__WORK TO DO__. Give the listing again exactly, omitting its images.

++++ EXERCISE MATERIAL

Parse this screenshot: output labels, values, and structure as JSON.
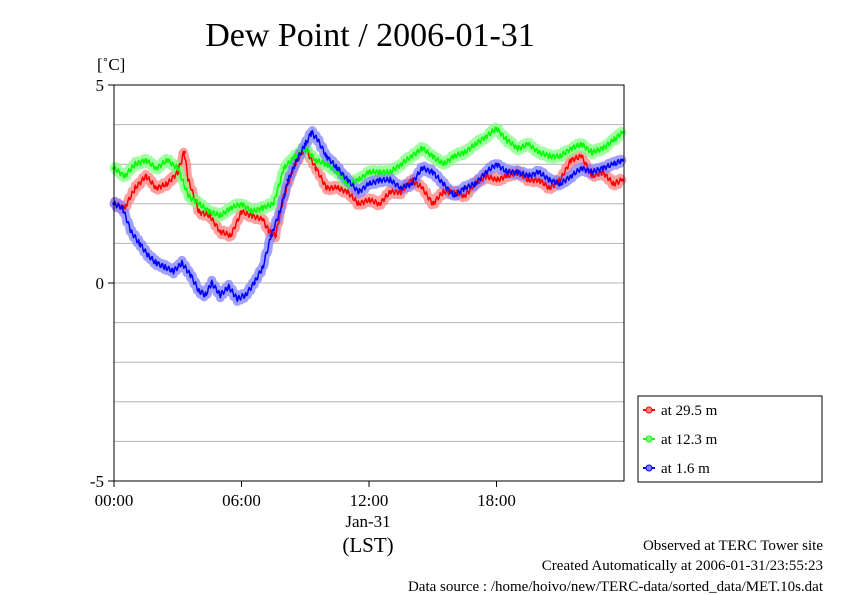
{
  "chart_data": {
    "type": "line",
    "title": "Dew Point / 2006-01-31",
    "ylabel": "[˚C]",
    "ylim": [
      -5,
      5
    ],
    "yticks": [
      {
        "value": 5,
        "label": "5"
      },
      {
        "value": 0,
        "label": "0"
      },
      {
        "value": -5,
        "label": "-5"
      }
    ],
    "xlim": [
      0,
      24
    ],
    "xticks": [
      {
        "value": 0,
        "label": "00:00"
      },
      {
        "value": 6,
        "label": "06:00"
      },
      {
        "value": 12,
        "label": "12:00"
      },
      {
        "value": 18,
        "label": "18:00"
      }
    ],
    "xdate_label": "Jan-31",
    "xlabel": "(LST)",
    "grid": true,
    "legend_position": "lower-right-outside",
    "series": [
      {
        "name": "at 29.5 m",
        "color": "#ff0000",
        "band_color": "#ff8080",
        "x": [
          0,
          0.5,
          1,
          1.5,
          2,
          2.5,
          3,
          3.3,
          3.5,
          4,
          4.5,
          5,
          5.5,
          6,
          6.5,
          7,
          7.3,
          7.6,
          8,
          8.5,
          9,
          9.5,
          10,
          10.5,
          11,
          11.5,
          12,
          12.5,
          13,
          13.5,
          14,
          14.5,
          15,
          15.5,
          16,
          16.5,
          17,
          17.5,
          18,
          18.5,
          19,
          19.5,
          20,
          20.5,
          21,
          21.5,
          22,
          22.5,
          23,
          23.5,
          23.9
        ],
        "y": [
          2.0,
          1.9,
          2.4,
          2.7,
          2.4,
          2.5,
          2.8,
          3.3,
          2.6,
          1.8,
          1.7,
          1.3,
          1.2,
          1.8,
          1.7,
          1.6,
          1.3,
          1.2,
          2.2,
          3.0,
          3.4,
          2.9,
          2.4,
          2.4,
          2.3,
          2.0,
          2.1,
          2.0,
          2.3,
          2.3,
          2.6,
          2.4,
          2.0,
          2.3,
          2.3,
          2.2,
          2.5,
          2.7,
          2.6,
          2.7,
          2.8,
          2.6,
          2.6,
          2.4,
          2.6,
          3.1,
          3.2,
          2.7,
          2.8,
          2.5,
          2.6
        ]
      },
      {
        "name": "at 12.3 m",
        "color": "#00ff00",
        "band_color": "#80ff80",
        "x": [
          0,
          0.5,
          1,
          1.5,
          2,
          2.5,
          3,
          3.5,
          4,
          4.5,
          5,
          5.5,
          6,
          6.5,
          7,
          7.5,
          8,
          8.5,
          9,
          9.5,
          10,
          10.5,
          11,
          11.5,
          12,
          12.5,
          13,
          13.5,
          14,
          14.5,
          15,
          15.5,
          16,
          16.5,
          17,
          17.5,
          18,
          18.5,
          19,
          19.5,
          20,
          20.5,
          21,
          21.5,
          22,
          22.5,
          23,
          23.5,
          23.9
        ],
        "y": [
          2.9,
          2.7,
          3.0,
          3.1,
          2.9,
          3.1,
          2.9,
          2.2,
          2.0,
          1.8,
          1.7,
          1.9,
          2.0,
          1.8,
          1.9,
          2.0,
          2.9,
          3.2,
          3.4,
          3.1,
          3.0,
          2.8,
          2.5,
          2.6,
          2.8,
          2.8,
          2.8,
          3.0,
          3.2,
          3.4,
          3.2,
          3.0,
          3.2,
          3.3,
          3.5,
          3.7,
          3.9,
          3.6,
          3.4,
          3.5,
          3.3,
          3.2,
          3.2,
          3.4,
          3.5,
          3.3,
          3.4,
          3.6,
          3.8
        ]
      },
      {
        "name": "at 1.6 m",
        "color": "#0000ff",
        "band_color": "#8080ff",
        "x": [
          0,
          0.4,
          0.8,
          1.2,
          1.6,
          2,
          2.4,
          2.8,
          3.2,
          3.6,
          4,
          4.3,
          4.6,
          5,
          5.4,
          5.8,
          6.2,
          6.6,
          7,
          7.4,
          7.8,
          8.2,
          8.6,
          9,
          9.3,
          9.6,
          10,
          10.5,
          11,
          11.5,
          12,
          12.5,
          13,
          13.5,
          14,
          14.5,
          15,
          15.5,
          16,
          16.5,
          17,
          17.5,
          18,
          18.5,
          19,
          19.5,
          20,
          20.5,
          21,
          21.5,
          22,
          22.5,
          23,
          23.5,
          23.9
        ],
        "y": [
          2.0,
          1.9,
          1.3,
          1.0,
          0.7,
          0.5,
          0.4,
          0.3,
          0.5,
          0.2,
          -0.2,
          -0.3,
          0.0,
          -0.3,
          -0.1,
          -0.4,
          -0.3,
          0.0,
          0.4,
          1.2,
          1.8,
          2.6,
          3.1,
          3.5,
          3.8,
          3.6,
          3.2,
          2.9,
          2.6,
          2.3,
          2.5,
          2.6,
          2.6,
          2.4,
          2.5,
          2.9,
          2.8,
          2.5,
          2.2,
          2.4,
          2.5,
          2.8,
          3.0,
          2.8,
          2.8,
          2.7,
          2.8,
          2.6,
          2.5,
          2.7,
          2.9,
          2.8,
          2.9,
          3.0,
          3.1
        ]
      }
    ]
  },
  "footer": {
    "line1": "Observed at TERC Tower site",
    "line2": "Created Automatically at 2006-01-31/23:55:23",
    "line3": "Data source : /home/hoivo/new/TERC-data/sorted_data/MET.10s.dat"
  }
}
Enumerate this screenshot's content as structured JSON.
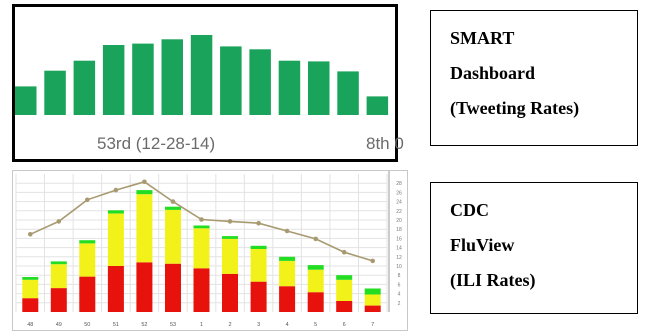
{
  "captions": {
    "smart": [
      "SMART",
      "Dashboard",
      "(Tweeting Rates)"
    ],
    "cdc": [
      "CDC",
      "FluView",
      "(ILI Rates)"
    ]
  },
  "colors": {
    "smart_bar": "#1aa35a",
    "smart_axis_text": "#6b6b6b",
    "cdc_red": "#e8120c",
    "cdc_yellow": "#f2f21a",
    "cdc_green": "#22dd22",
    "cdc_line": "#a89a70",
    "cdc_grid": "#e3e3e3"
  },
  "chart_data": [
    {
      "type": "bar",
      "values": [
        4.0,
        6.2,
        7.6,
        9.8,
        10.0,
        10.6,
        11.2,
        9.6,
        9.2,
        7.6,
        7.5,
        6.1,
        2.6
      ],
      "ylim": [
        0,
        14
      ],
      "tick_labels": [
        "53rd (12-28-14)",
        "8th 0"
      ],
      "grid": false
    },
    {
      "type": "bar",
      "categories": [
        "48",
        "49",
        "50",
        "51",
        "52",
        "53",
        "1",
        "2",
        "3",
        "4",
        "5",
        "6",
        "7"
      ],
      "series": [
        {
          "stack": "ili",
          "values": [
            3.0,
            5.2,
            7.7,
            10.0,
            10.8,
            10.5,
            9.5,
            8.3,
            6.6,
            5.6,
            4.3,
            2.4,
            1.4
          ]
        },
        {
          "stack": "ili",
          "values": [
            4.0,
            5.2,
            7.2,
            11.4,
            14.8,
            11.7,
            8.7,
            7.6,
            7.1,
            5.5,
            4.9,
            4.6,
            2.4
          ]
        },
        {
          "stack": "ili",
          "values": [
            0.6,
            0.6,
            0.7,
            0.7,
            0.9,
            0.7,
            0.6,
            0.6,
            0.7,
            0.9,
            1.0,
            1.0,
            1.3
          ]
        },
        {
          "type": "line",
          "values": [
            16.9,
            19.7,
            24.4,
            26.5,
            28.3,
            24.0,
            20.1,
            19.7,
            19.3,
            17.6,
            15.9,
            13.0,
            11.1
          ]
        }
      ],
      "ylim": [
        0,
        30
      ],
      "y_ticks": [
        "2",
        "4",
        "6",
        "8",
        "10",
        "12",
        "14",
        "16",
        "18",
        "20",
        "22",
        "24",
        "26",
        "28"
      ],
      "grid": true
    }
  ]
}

++++++++

__SOLUTION FOR THIS PROBLEM__.
Parse this screenshot: output labels, values, and structure as JSON.
{
  "chart_data": {
    "type": "line",
    "title": "Dew Point / 2006-01-31",
    "ylabel": "[˚C]",
    "ylim": [
      -5,
      5
    ],
    "yticks": [
      {
        "value": 5,
        "label": "5"
      },
      {
        "value": 0,
        "label": "0"
      },
      {
        "value": -5,
        "label": "-5"
      }
    ],
    "xlim": [
      0,
      24
    ],
    "xticks": [
      {
        "value": 0,
        "label": "00:00"
      },
      {
        "value": 6,
        "label": "06:00"
      },
      {
        "value": 12,
        "label": "12:00"
      },
      {
        "value": 18,
        "label": "18:00"
      }
    ],
    "xdate_label": "Jan-31",
    "xlabel": "(LST)",
    "grid": true,
    "legend_position": "lower-right-outside",
    "series": [
      {
        "name": "at 29.5 m",
        "color": "#ff0000",
        "band_color": "#ff8080",
        "x": [
          0,
          0.5,
          1,
          1.5,
          2,
          2.5,
          3,
          3.3,
          3.5,
          4,
          4.5,
          5,
          5.5,
          6,
          6.5,
          7,
          7.3,
          7.6,
          8,
          8.5,
          9,
          9.5,
          10,
          10.5,
          11,
          11.5,
          12,
          12.5,
          13,
          13.5,
          14,
          14.5,
          15,
          15.5,
          16,
          16.5,
          17,
          17.5,
          18,
          18.5,
          19,
          19.5,
          20,
          20.5,
          21,
          21.5,
          22,
          22.5,
          23,
          23.5,
          23.9
        ],
        "y": [
          2.0,
          1.9,
          2.4,
          2.7,
          2.4,
          2.5,
          2.8,
          3.3,
          2.6,
          1.8,
          1.7,
          1.3,
          1.2,
          1.8,
          1.7,
          1.6,
          1.3,
          1.2,
          2.2,
          3.0,
          3.4,
          2.9,
          2.4,
          2.4,
          2.3,
          2.0,
          2.1,
          2.0,
          2.3,
          2.3,
          2.6,
          2.4,
          2.0,
          2.3,
          2.3,
          2.2,
          2.5,
          2.7,
          2.6,
          2.7,
          2.8,
          2.6,
          2.6,
          2.4,
          2.6,
          3.1,
          3.2,
          2.7,
          2.8,
          2.5,
          2.6
        ]
      },
      {
        "name": "at 12.3 m",
        "color": "#00ff00",
        "band_color": "#80ff80",
        "x": [
          0,
          0.5,
          1,
          1.5,
          2,
          2.5,
          3,
          3.5,
          4,
          4.5,
          5,
          5.5,
          6,
          6.5,
          7,
          7.5,
          8,
          8.5,
          9,
          9.5,
          10,
          10.5,
          11,
          11.5,
          12,
          12.5,
          13,
          13.5,
          14,
          14.5,
          15,
          15.5,
          16,
          16.5,
          17,
          17.5,
          18,
          18.5,
          19,
          19.5,
          20,
          20.5,
          21,
          21.5,
          22,
          22.5,
          23,
          23.5,
          23.9
        ],
        "y": [
          2.9,
          2.7,
          3.0,
          3.1,
          2.9,
          3.1,
          2.9,
          2.2,
          2.0,
          1.8,
          1.7,
          1.9,
          2.0,
          1.8,
          1.9,
          2.0,
          2.9,
          3.2,
          3.4,
          3.1,
          3.0,
          2.8,
          2.5,
          2.6,
          2.8,
          2.8,
          2.8,
          3.0,
          3.2,
          3.4,
          3.2,
          3.0,
          3.2,
          3.3,
          3.5,
          3.7,
          3.9,
          3.6,
          3.4,
          3.5,
          3.3,
          3.2,
          3.2,
          3.4,
          3.5,
          3.3,
          3.4,
          3.6,
          3.8
        ]
      },
      {
        "name": "at 1.6 m",
        "color": "#0000ff",
        "band_color": "#8080ff",
        "x": [
          0,
          0.4,
          0.8,
          1.2,
          1.6,
          2,
          2.4,
          2.8,
          3.2,
          3.6,
          4,
          4.3,
          4.6,
          5,
          5.4,
          5.8,
          6.2,
          6.6,
          7,
          7.4,
          7.8,
          8.2,
          8.6,
          9,
          9.3,
          9.6,
          10,
          10.5,
          11,
          11.5,
          12,
          12.5,
          13,
          13.5,
          14,
          14.5,
          15,
          15.5,
          16,
          16.5,
          17,
          17.5,
          18,
          18.5,
          19,
          19.5,
          20,
          20.5,
          21,
          21.5,
          22,
          22.5,
          23,
          23.5,
          23.9
        ],
        "y": [
          2.0,
          1.9,
          1.3,
          1.0,
          0.7,
          0.5,
          0.4,
          0.3,
          0.5,
          0.2,
          -0.2,
          -0.3,
          0.0,
          -0.3,
          -0.1,
          -0.4,
          -0.3,
          0.0,
          0.4,
          1.2,
          1.8,
          2.6,
          3.1,
          3.5,
          3.8,
          3.6,
          3.2,
          2.9,
          2.6,
          2.3,
          2.5,
          2.6,
          2.6,
          2.4,
          2.5,
          2.9,
          2.8,
          2.5,
          2.2,
          2.4,
          2.5,
          2.8,
          3.0,
          2.8,
          2.8,
          2.7,
          2.8,
          2.6,
          2.5,
          2.7,
          2.9,
          2.8,
          2.9,
          3.0,
          3.1
        ]
      }
    ]
  },
  "footer": {
    "line1": "Observed at TERC Tower site",
    "line2": "Created Automatically at 2006-01-31/23:55:23",
    "line3": "Data source : /home/hoivo/new/TERC-data/sorted_data/MET.10s.dat"
  }
}
Enumerate this screenshot's content as structured JSON.
{
  "captions": {
    "smart": [
      "SMART",
      "Dashboard",
      "(Tweeting Rates)"
    ],
    "cdc": [
      "CDC",
      "FluView",
      "(ILI Rates)"
    ]
  },
  "colors": {
    "smart_bar": "#1aa35a",
    "smart_axis_text": "#6b6b6b",
    "cdc_red": "#e8120c",
    "cdc_yellow": "#f2f21a",
    "cdc_green": "#22dd22",
    "cdc_line": "#a89a70",
    "cdc_grid": "#e3e3e3"
  },
  "chart_data": [
    {
      "type": "bar",
      "values": [
        4.0,
        6.2,
        7.6,
        9.8,
        10.0,
        10.6,
        11.2,
        9.6,
        9.2,
        7.6,
        7.5,
        6.1,
        2.6
      ],
      "ylim": [
        0,
        14
      ],
      "tick_labels": [
        "53rd (12-28-14)",
        "8th 0"
      ],
      "grid": false
    },
    {
      "type": "bar",
      "categories": [
        "48",
        "49",
        "50",
        "51",
        "52",
        "53",
        "1",
        "2",
        "3",
        "4",
        "5",
        "6",
        "7"
      ],
      "series": [
        {
          "stack": "ili",
          "values": [
            3.0,
            5.2,
            7.7,
            10.0,
            10.8,
            10.5,
            9.5,
            8.3,
            6.6,
            5.6,
            4.3,
            2.4,
            1.4
          ]
        },
        {
          "stack": "ili",
          "values": [
            4.0,
            5.2,
            7.2,
            11.4,
            14.8,
            11.7,
            8.7,
            7.6,
            7.1,
            5.5,
            4.9,
            4.6,
            2.4
          ]
        },
        {
          "stack": "ili",
          "values": [
            0.6,
            0.6,
            0.7,
            0.7,
            0.9,
            0.7,
            0.6,
            0.6,
            0.7,
            0.9,
            1.0,
            1.0,
            1.3
          ]
        },
        {
          "type": "line",
          "values": [
            16.9,
            19.7,
            24.4,
            26.5,
            28.3,
            24.0,
            20.1,
            19.7,
            19.3,
            17.6,
            15.9,
            13.0,
            11.1
          ]
        }
      ],
      "ylim": [
        0,
        30
      ],
      "y_ticks": [
        "2",
        "4",
        "6",
        "8",
        "10",
        "12",
        "14",
        "16",
        "18",
        "20",
        "22",
        "24",
        "26",
        "28"
      ],
      "grid": true
    }
  ]
}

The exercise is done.